*** Source document ***

Therapeutic Effect of Anti-CD52 Monoclonal Antibody in Multiple Sclerosis and Its Animal Models Is Mediated via T Regulatory Cells

Abstract

The objective of this study is to determine the mechanism of action of anti-CD52 mAb treatment in patients with relapsing-remitting multiple sclerosis (RRMS). Experimental autoimmune encephalomyelitis (EAE), an animal model of the disease, was used to address the role of T regulatory cells (Tregs) in the anti-CD52 mAb–induced suppression of the disease. In vitro studies on PBMCs from RRMS patients and matched healthy controls determined the effect of IL-7 on the expansion of CD4⁺CD25⁺CD127⁻ Tregs and induction of their suppressive phenotype. This study using EAE animal models of MS has shown that mouse anti-CD52 mAb suppression of clinical disease was augmented by coadministration of IL-7 and partially reversed by anti-IL-7 mAb. In vitro human studies showed that IL-7 induced expansion of CD4⁺CD25⁺CD127⁻ Tregs and increased their FOXP3, GITIR, CD46, CTLA-4, granzyme B, and perforin expression. Anti-CD52 mAb treatment of mice with relapsing-remitting EAE induced expansion of Foxp3⁺CD4⁺ Tregs and the suppression of IL-17A⁺CD4⁺ and IFN-γ⁺CD4⁺ cells in peripheral immune organs and CNS infiltrates. The effect was detected immediately after the treatment and maintained over long-term follow-up. Foxp3⁺CD4⁺ Treg-mediated suppression of IL-17A⁺CD4⁺ and IFN-γ⁺CD4⁺ cells in the spinal cord infiltrates was reversed after inducible Foxp3 depletion. Our results demonstrated that the therapeutic effect of U.S. Food and Drug Administration–approved anti-CD52 mAb is dependent on the presence of Tregs.

*** End of Source document ***
*** Data extract ***

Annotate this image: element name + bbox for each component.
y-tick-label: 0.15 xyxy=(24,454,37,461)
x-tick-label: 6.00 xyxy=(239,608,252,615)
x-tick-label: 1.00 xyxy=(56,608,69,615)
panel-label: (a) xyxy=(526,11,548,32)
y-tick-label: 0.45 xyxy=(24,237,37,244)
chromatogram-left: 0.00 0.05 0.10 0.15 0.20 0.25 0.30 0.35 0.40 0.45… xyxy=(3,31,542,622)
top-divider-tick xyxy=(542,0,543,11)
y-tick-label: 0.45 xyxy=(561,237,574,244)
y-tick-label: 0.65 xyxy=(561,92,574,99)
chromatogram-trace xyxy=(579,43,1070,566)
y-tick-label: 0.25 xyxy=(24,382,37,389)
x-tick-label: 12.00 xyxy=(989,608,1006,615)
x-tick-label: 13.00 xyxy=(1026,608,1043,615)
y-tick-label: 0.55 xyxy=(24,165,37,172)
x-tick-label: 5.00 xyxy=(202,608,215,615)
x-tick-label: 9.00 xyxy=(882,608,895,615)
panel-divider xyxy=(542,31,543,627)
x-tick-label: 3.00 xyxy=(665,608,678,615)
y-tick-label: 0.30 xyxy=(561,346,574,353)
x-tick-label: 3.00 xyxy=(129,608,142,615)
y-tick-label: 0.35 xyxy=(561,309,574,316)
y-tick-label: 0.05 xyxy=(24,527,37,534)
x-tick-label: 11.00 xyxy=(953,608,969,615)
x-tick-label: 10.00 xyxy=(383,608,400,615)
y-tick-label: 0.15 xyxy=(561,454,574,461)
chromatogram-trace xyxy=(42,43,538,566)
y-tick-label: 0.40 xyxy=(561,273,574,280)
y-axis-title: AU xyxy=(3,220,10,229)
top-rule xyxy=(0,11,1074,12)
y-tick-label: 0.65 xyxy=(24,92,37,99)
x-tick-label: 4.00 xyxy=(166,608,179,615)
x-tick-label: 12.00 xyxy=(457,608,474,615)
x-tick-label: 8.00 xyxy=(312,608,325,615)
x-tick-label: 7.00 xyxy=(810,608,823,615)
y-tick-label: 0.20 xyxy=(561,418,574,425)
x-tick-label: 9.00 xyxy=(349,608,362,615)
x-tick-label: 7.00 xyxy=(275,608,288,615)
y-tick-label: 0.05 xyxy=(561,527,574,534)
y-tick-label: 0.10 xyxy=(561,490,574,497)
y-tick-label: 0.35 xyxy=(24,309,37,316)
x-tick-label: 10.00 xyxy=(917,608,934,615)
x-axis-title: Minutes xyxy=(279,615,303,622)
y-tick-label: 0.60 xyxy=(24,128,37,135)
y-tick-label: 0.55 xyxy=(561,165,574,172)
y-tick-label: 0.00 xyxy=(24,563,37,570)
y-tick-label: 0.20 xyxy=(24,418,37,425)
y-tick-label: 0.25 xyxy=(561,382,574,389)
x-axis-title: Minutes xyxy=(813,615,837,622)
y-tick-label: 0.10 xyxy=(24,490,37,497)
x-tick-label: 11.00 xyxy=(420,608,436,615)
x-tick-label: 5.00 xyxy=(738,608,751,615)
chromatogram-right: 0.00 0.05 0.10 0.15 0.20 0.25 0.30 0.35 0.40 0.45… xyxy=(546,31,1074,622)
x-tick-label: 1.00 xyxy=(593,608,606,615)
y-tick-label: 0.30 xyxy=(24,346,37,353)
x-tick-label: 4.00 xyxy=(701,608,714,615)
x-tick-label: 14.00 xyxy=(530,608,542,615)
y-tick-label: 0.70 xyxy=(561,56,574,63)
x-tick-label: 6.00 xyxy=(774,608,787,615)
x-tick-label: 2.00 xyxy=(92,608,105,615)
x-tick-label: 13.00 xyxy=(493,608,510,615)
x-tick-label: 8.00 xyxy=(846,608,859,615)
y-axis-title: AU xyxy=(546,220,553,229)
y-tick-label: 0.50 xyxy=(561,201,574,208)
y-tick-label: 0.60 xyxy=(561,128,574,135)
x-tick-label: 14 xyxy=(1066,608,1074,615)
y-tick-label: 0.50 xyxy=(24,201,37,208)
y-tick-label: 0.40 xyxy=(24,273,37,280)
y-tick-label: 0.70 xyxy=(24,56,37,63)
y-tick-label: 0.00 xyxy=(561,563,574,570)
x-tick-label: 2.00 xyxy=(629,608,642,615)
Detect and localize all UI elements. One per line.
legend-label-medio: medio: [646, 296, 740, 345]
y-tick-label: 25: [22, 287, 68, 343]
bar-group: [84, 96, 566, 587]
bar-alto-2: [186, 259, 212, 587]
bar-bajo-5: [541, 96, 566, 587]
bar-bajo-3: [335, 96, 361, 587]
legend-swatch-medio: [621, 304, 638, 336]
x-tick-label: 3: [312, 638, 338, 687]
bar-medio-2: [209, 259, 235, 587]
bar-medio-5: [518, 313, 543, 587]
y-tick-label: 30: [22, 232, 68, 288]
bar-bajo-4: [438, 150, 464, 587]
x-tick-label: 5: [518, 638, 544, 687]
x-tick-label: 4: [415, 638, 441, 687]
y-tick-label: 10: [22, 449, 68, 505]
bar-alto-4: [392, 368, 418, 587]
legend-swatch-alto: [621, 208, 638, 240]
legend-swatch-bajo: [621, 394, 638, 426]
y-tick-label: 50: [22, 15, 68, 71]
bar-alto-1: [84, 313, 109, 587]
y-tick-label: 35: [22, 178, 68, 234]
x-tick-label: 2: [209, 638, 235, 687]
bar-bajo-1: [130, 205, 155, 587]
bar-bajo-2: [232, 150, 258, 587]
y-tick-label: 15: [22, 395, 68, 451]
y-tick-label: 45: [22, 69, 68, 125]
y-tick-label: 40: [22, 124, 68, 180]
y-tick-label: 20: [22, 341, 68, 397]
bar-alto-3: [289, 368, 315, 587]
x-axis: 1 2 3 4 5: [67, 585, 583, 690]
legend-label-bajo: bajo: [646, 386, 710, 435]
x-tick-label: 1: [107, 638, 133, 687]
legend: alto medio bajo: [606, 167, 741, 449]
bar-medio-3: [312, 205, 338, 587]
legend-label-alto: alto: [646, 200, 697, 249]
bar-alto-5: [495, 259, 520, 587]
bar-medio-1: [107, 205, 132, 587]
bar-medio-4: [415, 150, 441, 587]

*** End of Data extract ***

> [What is needed] Could you turn the paragraph of the anti-CD52 abstract beginning "The objective of this study" into a shorter bulleted list that keeps its main facts? The records have nothing to do with this.

> [Written response]
- Goal: find out how anti-CD52 mAb works in relapsing-remitting multiple sclerosis (RRMS).
- Methods: EAE, an animal model of MS, tested the role of T regulatory cells (Tregs). In vitro work on PBMCs from RRMS patients and matched healthy controls tested how IL-7 affects CD4⁺CD25⁺CD127⁻ Tregs.
- In EAE, IL-7 strengthened the suppression of clinical disease by mouse anti-CD52 mAb, and anti-IL-7 mAb partly reversed it.
- In human cells, IL-7 expanded CD4⁺CD25⁺CD127⁻ Tregs and raised their FOXP3, GITIR, CD46, CTLA-4, granzyme B, and perforin expression.
- In relapsing-remitting EAE, anti-CD52 mAb expanded Foxp3⁺CD4⁺ Tregs and suppressed IL-17A⁺CD4⁺ and IFN-γ⁺CD4⁺ cells in peripheral immune organs and CNS infiltrates. This appeared right after treatment and lasted through long-term follow-up.
- Inducible Foxp3 depletion reversed the Treg-mediated suppression of these cells in spinal cord infiltrates.
- Conclusion: the therapeutic effect of the FDA-approved anti-CD52 mAb depends on Tregs.